Provided text:
=======
HDDS-15273. Add OIDC WebIdentity STS design#10338
Conversation
|
@ChenSammi @errose28 @fmorg-git @Tejaskriya please take a look |
| title: OIDC AssumeRoleWithWebIdentity for Ozone STS | ||
| summary: Web identity support for Ozone STS using OIDC and Ranger authorization | ||
| date: 2026-05-13 | ||
| status: proposed |
There was a problem hiding this comment.
please add the Jira and author fields, similar to https://github.com/apache/ozone/pull/9223/changes. The Jira should be different from HDDS-13323 to not intersperse the implementations.
| credentials into `SignatureInfo.sessionToken`. | ||
| - `EndpointBase` and `S3STSEndpointBase` propagate the session token into | ||
| `S3Auth`. | ||
| - `OzoneManagerProtocolClientSideTranslatorPB` copies `S3Auth` into |
There was a problem hiding this comment.
this statement was listed above previously
| not call Keycloak, refresh JWKS, revalidate JWTs, or otherwise depend on current | ||
| external IdP state during Ratis apply or replay. Credential expiration is | ||
| computed by the leader before replication and stored as | ||
| `credentialExpirationEpochSeconds` so replay does not depend on the apply-time |
There was a problem hiding this comment.
curious why a new field credentialExpirationEpochSeconds instead of the existing expirationEpochSeconds?
|
|
||
| - only for the STS application path; | ||
| - only for `Action=AssumeRoleWithWebIdentity`; | ||
| - only when `ozone.sts.web.identity.enabled=true`; |
There was a problem hiding this comment.
the current sts configuration flag is ozone.s3g.sts.http.enabled - should the new one be ozone.s3g.sts.web.identity.enabled?
| - `RoleSessionName=<session>` | ||
| - `WebIdentityToken=<OIDC JWT>` | ||
| - `DurationSeconds=<optional>` | ||
| - `Policy=<optional, only if the existing STS AssumeRole session policy path is |
There was a problem hiding this comment.
The current AssumeRole flow supports session policies and converts the IAM resources to Ozone objects, permissions and actions for Ranger to consume. The Ranger authorizer defines the embedded session policy format in the STS token - it is opaque to Ozone.
|
|
||
| The common request-shape extension point is | ||
| `AssumeRoleWithWebIdentityRequest`, with | ||
| `IAccessAuthorizer.generateAssumeRoleWithWebIdentitySessionPolicy()` as the |
There was a problem hiding this comment.
Curious why the current IAccessAuthorizer.generateAssumeRoleSessionPolicy() method can't be used once the JWT token is validated and a valid Ozone Kerberos user is identified?
=======
Exercises:
• 1. Answer these from the review thread:
(a) What date does the design header list?
(b) Which flag does a reviewer name as the current STS configuration flag?
(c) Which Jira should the new one be different from?
• 2. Update the records from their first line through the line containing "Give bounding boxes", replacing "legend-label" with "legend-entry" and changing nothing else. Leave the pictures out.
The review thread and the records are unrelated to each other.
=======
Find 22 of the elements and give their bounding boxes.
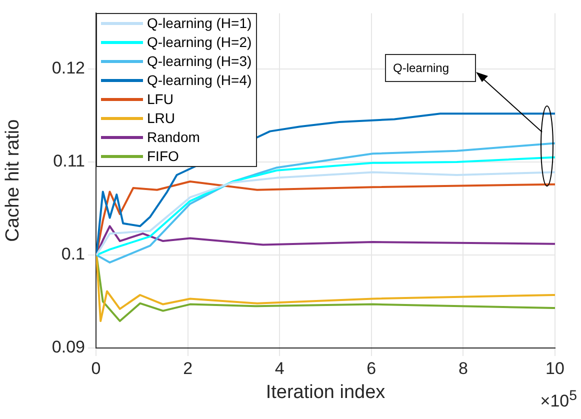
legend-label: Random [147,128,200,148]
legend-label: LRU [147,109,176,128]
x-tick-label: 8 [458,358,468,378]
legend-label: Q-learning (H=1) [147,14,252,34]
legend-label: Q-learning (H=3) [147,52,252,72]
y-tick-label: 0.11 [53,152,85,171]
x-tick-label: 0 [91,358,101,378]
legend-label: Q-learning (H=4) [147,71,252,90]
annotation: Q-learning [385,54,476,82]
legend-label: Q-learning (H=2) [147,33,252,52]
x-tick-label: 4 [274,358,284,378]
x-tick-label: 2 [183,358,193,378]
legend-label: FIFO [147,147,179,166]
y-axis-title: Cache hit ratio [2,119,24,242]
x-tick-label: 10 [546,358,564,378]
x-axis-title: Iteration index [266,382,386,403]
y-tick-label: 0.09 [52,338,85,357]
legend-label: LFU [147,90,174,110]
y-tick-label: 0.12 [52,58,85,78]
y-tick-label: 0.1 [61,244,85,264]
text: ×10$^{5}$ [540,388,577,412]
x-tick-label: 6 [366,358,376,378]
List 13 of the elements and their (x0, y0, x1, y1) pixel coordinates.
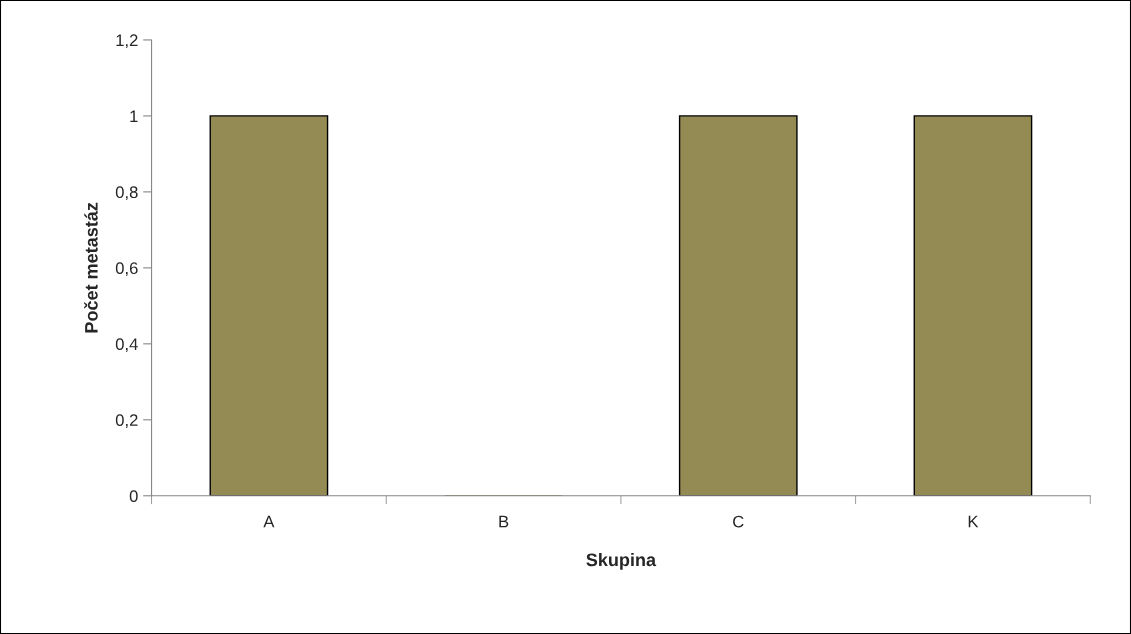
y-tick-label: 0 (129, 490, 138, 502)
y-tick-label: 0,6 (115, 262, 138, 277)
x-tick-label: K (968, 515, 979, 528)
y-tick-label: 0,2 (115, 414, 138, 428)
x-tick-label: C (733, 515, 744, 528)
x-tick-label: A (263, 515, 275, 528)
y-tick-label: 0,8 (115, 186, 138, 201)
y-tick-label: 1,2 (116, 34, 138, 49)
y-axis-title: Počet metastáz (84, 202, 98, 333)
x-tick-label: B (499, 515, 509, 528)
y-tick-label: 1 (130, 110, 138, 122)
y-tick-label: 0,4 (115, 338, 138, 353)
x-axis-title: Skupina (586, 552, 657, 570)
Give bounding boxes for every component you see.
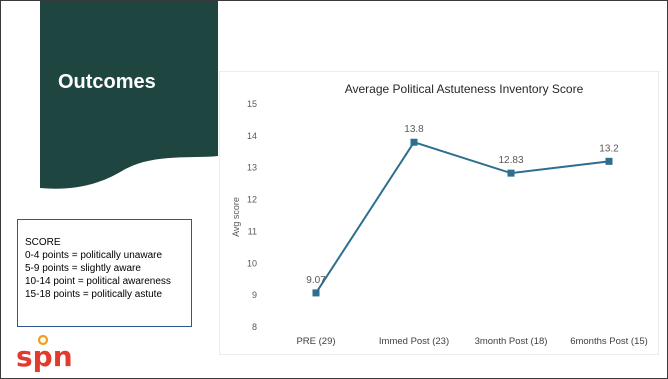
- y-tick-label: 10: [247, 258, 257, 268]
- series-line: [315, 141, 610, 294]
- y-tick-label: 12: [247, 195, 257, 205]
- spn-logo-icon: spn: [16, 333, 76, 373]
- data-label: 12.83: [498, 155, 523, 166]
- x-tick-label: PRE (29): [296, 336, 335, 347]
- data-point: [605, 157, 613, 165]
- chart-frame: [219, 71, 659, 355]
- y-tick-label: 8: [252, 322, 257, 332]
- data-point: [507, 169, 515, 177]
- line-chart: Average Political Astuteness Inventory S…: [219, 71, 659, 355]
- data-label: 9.07: [306, 275, 326, 286]
- data-point: [312, 289, 320, 297]
- data-label: 13.2: [599, 143, 619, 154]
- slide-title: Outcomes: [58, 71, 156, 93]
- chart-panel: Average Political Astuteness Inventory S…: [219, 71, 659, 355]
- chart-title: Average Political Astuteness Inventory S…: [345, 82, 584, 96]
- score-legend-line: 10-14 point = political awareness: [25, 276, 171, 287]
- x-tick-label: Immed Post (23): [379, 336, 449, 347]
- title-banner: [40, 1, 218, 196]
- banner-shape: [40, 1, 218, 189]
- x-tick-label: 3month Post (18): [475, 336, 548, 347]
- y-axis-label: Avg score: [231, 197, 241, 237]
- score-legend-line: 15-18 points = politically astute: [25, 289, 163, 300]
- score-legend-heading: SCORE: [25, 237, 61, 248]
- score-legend-line: 0-4 points = politically unaware: [25, 250, 163, 261]
- y-tick-label: 13: [247, 163, 257, 173]
- score-legend-box: SCORE 0-4 points = politically unaware 5…: [17, 219, 192, 327]
- y-tick-label: 15: [247, 99, 257, 109]
- score-legend-line: 5-9 points = slightly aware: [25, 263, 141, 274]
- y-tick-label: 9: [252, 290, 257, 300]
- data-label: 13.8: [404, 124, 424, 135]
- data-point: [410, 138, 418, 146]
- y-tick-label: 11: [248, 226, 257, 236]
- y-tick-label: 14: [247, 131, 257, 141]
- x-tick-label: 6months Post (15): [570, 336, 648, 347]
- logo-text: spn: [16, 340, 73, 373]
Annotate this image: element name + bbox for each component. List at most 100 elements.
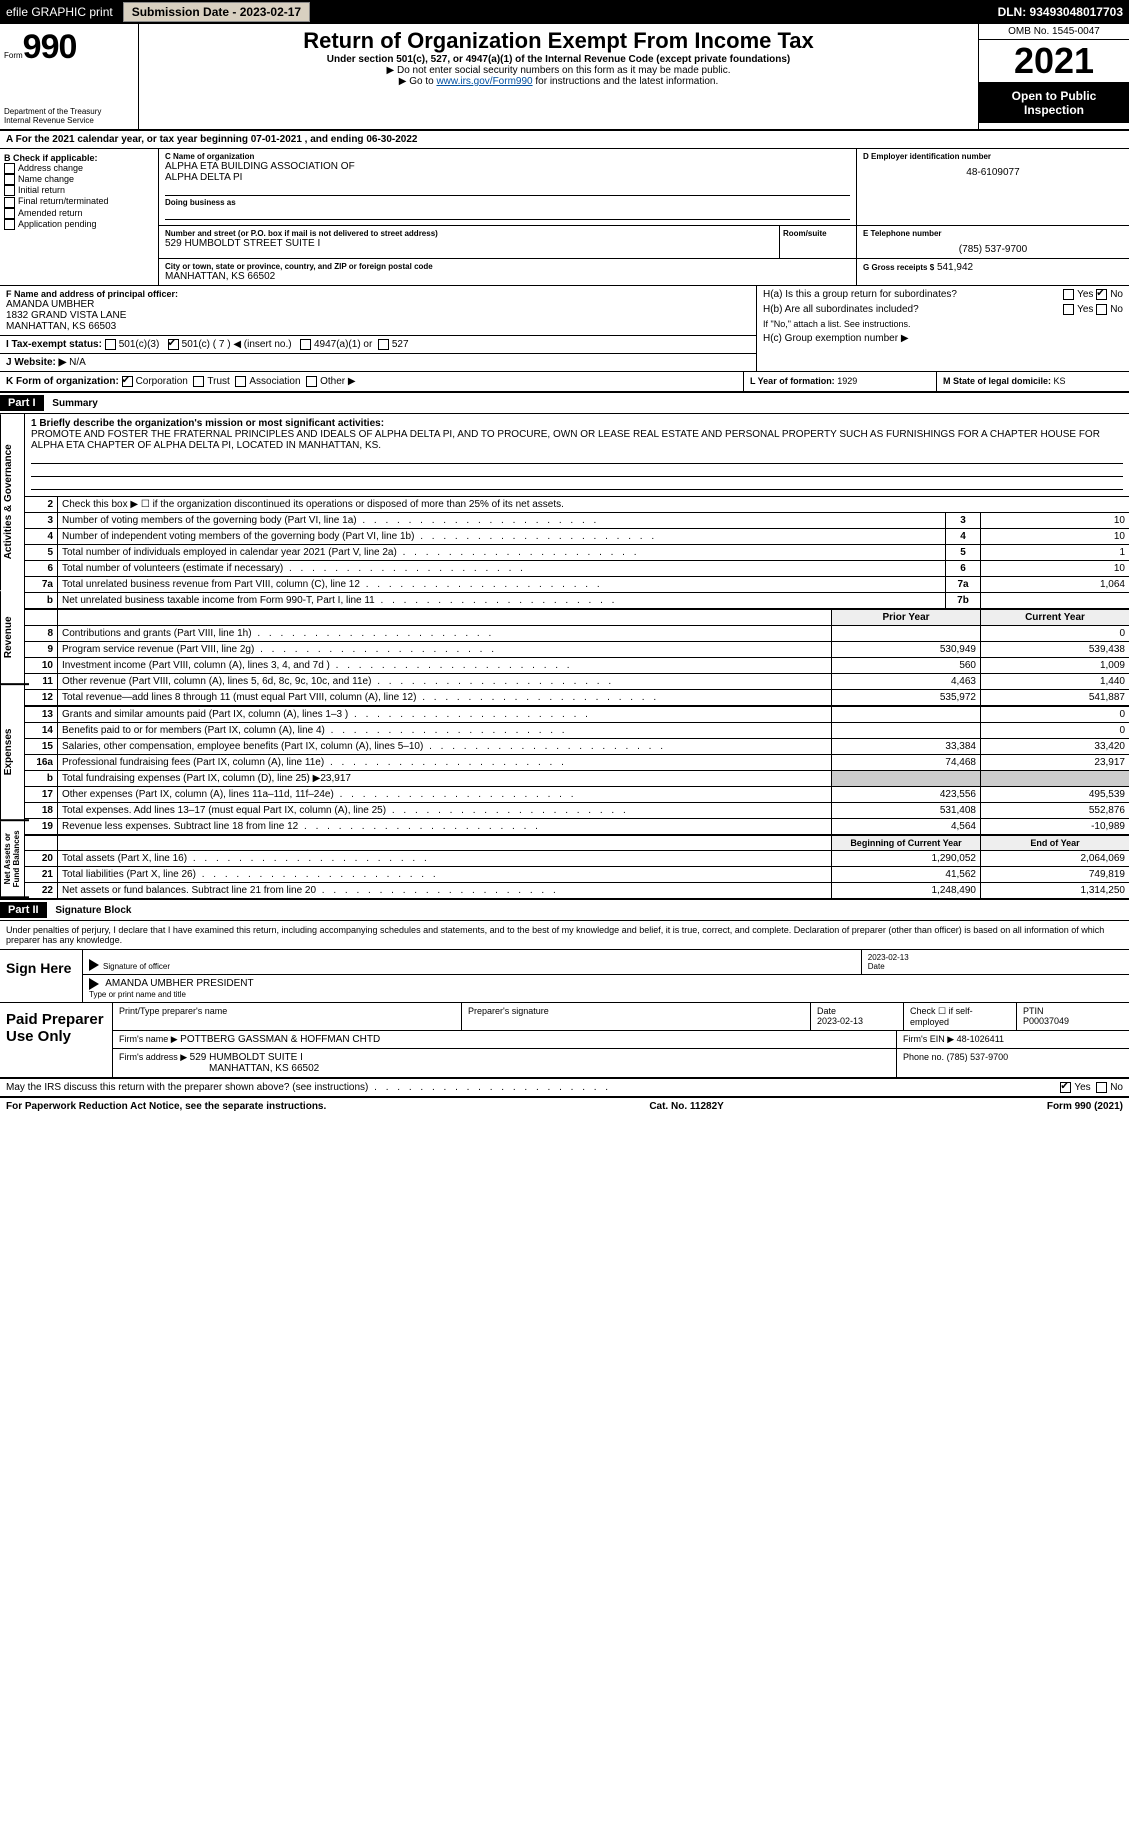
table-row: 15Salaries, other compensation, employee…	[25, 739, 1129, 755]
firm-phone-label: Phone no.	[903, 1052, 944, 1062]
ha-yes[interactable]	[1063, 289, 1074, 300]
state-domicile-value: KS	[1054, 376, 1066, 386]
mission-text: PROMOTE AND FOSTER THE FRATERNAL PRINCIP…	[31, 429, 1123, 451]
paid-preparer-block: Paid Preparer Use Only Print/Type prepar…	[0, 1003, 1129, 1079]
page-footer: For Paperwork Reduction Act Notice, see …	[0, 1098, 1129, 1115]
ssn-note: ▶ Do not enter social security numbers o…	[145, 65, 972, 76]
room-box: Room/suite	[780, 226, 857, 258]
arrow-icon	[89, 959, 99, 971]
chk-corp[interactable]	[122, 376, 133, 387]
dln-label: DLN: 93493048017703	[998, 5, 1123, 19]
governance-table: 2Check this box ▶ ☐ if the organization …	[25, 496, 1129, 608]
table-row: 19Revenue less expenses. Subtract line 1…	[25, 819, 1129, 835]
expenses-table: 13Grants and similar amounts paid (Part …	[25, 705, 1129, 834]
chk-501c3[interactable]	[105, 339, 116, 350]
e-label: E Telephone number	[863, 229, 1123, 238]
entity-block: B Check if applicable: Address change Na…	[0, 149, 1129, 286]
gross-receipts-value: 541,942	[937, 262, 973, 273]
col-cd: C Name of organization ALPHA ETA BUILDIN…	[159, 149, 1129, 285]
chk-name-change[interactable]: Name change	[4, 174, 154, 185]
year-formation-value: 1929	[837, 376, 857, 386]
preparer-sig-label: Preparer's signature	[462, 1003, 811, 1030]
chk-trust[interactable]	[193, 376, 204, 387]
table-row: 18Total expenses. Add lines 13–17 (must …	[25, 803, 1129, 819]
sign-body: Signature of officer 2023-02-13 Date AMA…	[83, 950, 1129, 1002]
officer-addr2: MANHATTAN, KS 66503	[6, 321, 750, 332]
efile-topbar: efile GRAPHIC print Submission Date - 20…	[0, 0, 1129, 24]
chk-final-return[interactable]: Final return/terminated	[4, 196, 154, 207]
part1-badge: Part I	[0, 395, 44, 411]
table-row: bTotal fundraising expenses (Part IX, co…	[25, 771, 1129, 787]
phone-box: E Telephone number (785) 537-9700	[857, 226, 1129, 258]
form-number: 990	[23, 28, 77, 66]
m-state: M State of legal domicile: KS	[937, 372, 1129, 391]
table-row: 17Other expenses (Part IX, column (A), l…	[25, 787, 1129, 803]
chk-4947[interactable]	[300, 339, 311, 350]
chk-initial-return[interactable]: Initial return	[4, 185, 154, 196]
side-revenue: Revenue	[0, 591, 29, 685]
firm-addr1: 529 HUMBOLDT SUITE I	[190, 1052, 303, 1063]
preparer-date-label: Date	[817, 1006, 897, 1016]
table-row: 5Total number of individuals employed in…	[25, 545, 1129, 561]
officer-print-name: AMANDA UMBHER PRESIDENT	[105, 978, 253, 989]
discuss-yes[interactable]	[1060, 1082, 1071, 1093]
city-label: City or town, state or province, country…	[165, 262, 850, 271]
sig-date-value: 2023-02-13	[868, 953, 1123, 962]
begin-year-hdr: Beginning of Current Year	[832, 835, 981, 851]
prior-current-header: Prior Year Current Year	[25, 609, 1129, 626]
ha-no[interactable]	[1096, 289, 1107, 300]
end-year-hdr: End of Year	[981, 835, 1129, 851]
form-title: Return of Organization Exempt From Incom…	[145, 28, 972, 54]
c-label: C Name of organization	[165, 152, 850, 161]
chk-address-change[interactable]: Address change	[4, 163, 154, 174]
begin-end-header: Beginning of Current Year End of Year	[25, 835, 1129, 851]
h-a-row: H(a) Is this a group return for subordin…	[763, 289, 1123, 300]
chk-501c[interactable]	[168, 339, 179, 350]
table-row: 9Program service revenue (Part VIII, lin…	[25, 642, 1129, 658]
table-row: 8Contributions and grants (Part VIII, li…	[25, 626, 1129, 642]
chk-other[interactable]	[306, 376, 317, 387]
irs-link[interactable]: www.irs.gov/Form990	[436, 76, 532, 87]
addr-box: Number and street (or P.O. box if mail i…	[159, 226, 780, 258]
officer-name: AMANDA UMBHER	[6, 299, 750, 310]
l-year: L Year of formation: 1929	[744, 372, 937, 391]
year-box: OMB No. 1545-0047 2021 Open to Public In…	[978, 24, 1129, 129]
part1-title: Summary	[46, 398, 98, 409]
chk-assoc[interactable]	[235, 376, 246, 387]
table-row: 6Total number of volunteers (estimate if…	[25, 561, 1129, 577]
ptin-value: P00037049	[1023, 1016, 1123, 1026]
mission-block: 1 Briefly describe the organization's mi…	[25, 414, 1129, 496]
j-label: J Website: ▶	[6, 357, 66, 368]
dept-label: Department of the Treasury	[4, 107, 134, 116]
open-public-badge: Open to Public Inspection	[979, 83, 1129, 123]
chk-527[interactable]	[378, 339, 389, 350]
self-employed-check[interactable]: Check ☐ if self-employed	[904, 1003, 1017, 1030]
table-row: 7aTotal unrelated business revenue from …	[25, 577, 1129, 593]
h-c-row: H(c) Group exemption number ▶	[763, 333, 1123, 344]
hb-no[interactable]	[1096, 304, 1107, 315]
hb-yes[interactable]	[1063, 304, 1074, 315]
firm-name-value: POTTBERG GASSMAN & HOFFMAN CHTD	[180, 1034, 380, 1045]
footer-left: For Paperwork Reduction Act Notice, see …	[6, 1101, 326, 1112]
f-officer-box: F Name and address of principal officer:…	[0, 286, 756, 336]
k-label: K Form of organization:	[6, 376, 119, 387]
goto-note: ▶ Go to www.irs.gov/Form990 for instruct…	[145, 76, 972, 87]
row-a-tax-year: A For the 2021 calendar year, or tax yea…	[0, 131, 1129, 149]
part2-title: Signature Block	[49, 905, 131, 916]
table-row: 4Number of independent voting members of…	[25, 529, 1129, 545]
chk-application-pending[interactable]: Application pending	[4, 219, 154, 230]
dba-label: Doing business as	[165, 198, 850, 207]
g-label: G Gross receipts $	[863, 263, 934, 272]
website-value: N/A	[69, 357, 86, 368]
j-website: J Website: ▶ N/A	[0, 354, 756, 371]
discuss-no[interactable]	[1096, 1082, 1107, 1093]
submission-date-button[interactable]: Submission Date - 2023-02-17	[123, 2, 310, 22]
part1-header: Part I Summary	[0, 393, 1129, 414]
prior-year-hdr: Prior Year	[832, 609, 981, 626]
ein-value: 48-6109077	[863, 167, 1123, 178]
tax-year: 2021	[979, 40, 1129, 83]
form-number-box: Form990 Department of the Treasury Inter…	[0, 24, 139, 129]
chk-amended[interactable]: Amended return	[4, 208, 154, 219]
col-f-i-j: F Name and address of principal officer:…	[0, 286, 757, 371]
paid-preparer-label: Paid Preparer Use Only	[0, 1003, 113, 1077]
=======
Solutions to the problems:
• 1.
(a) 2026-05-13
(b) ozone.s3g.sts.http.enabled
(c) HDDS-13323

• 2.
Find 22 of the elements and give their bounding boxes.
legend-entry: Random [147,128,200,148]
legend-entry: LRU [147,109,176,128]
x-tick-label: 8 [458,358,468,378]
legend-entry: Q-learning (H=1) [147,14,252,34]
legend-entry: Q-learning (H=3) [147,52,252,72]
y-tick-label: 0.11 [53,152,85,171]
x-tick-label: 0 [91,358,101,378]
legend-entry: Q-learning (H=4) [147,71,252,90]
annotation: Q-learning [385,54,476,82]
legend-entry: Q-learning (H=2) [147,33,252,52]
x-tick-label: 4 [274,358,284,378]
x-tick-label: 2 [183,358,193,378]
legend-entry: FIFO [147,147,179,166]
y-axis-title: Cache hit ratio [2,119,24,242]
x-tick-label: 10 [546,358,564,378]
x-axis-title: Iteration index [266,382,386,403]
y-tick-label: 0.09 [52,338,85,357]
legend-entry: LFU [147,90,174,110]
y-tick-label: 0.12 [52,58,85,78]
y-tick-label: 0.1 [61,244,85,264]
text: ×10$^{5}$ [540,388,577,412]
x-tick-label: 6 [366,358,376,378]
List 13 of the elements and their (x0, y0, x1, y1) pixel coordinates.
y-tick-label: 0 (129, 490, 138, 502)
y-tick-label: 0,6 (115, 262, 138, 277)
x-tick-label: K (968, 515, 979, 528)
y-tick-label: 0,2 (115, 414, 138, 428)
x-tick-label: C (733, 515, 744, 528)
x-tick-label: A (263, 515, 275, 528)
y-tick-label: 0,8 (115, 186, 138, 201)
y-tick-label: 1,2 (116, 34, 138, 49)
y-axis-title: Počet metastáz (84, 202, 98, 333)
x-tick-label: B (499, 515, 509, 528)
y-tick-label: 1 (130, 110, 138, 122)
y-tick-label: 0,4 (115, 338, 138, 353)
x-axis-title: Skupina (586, 552, 657, 570)
Give bounding boxes for every component you see.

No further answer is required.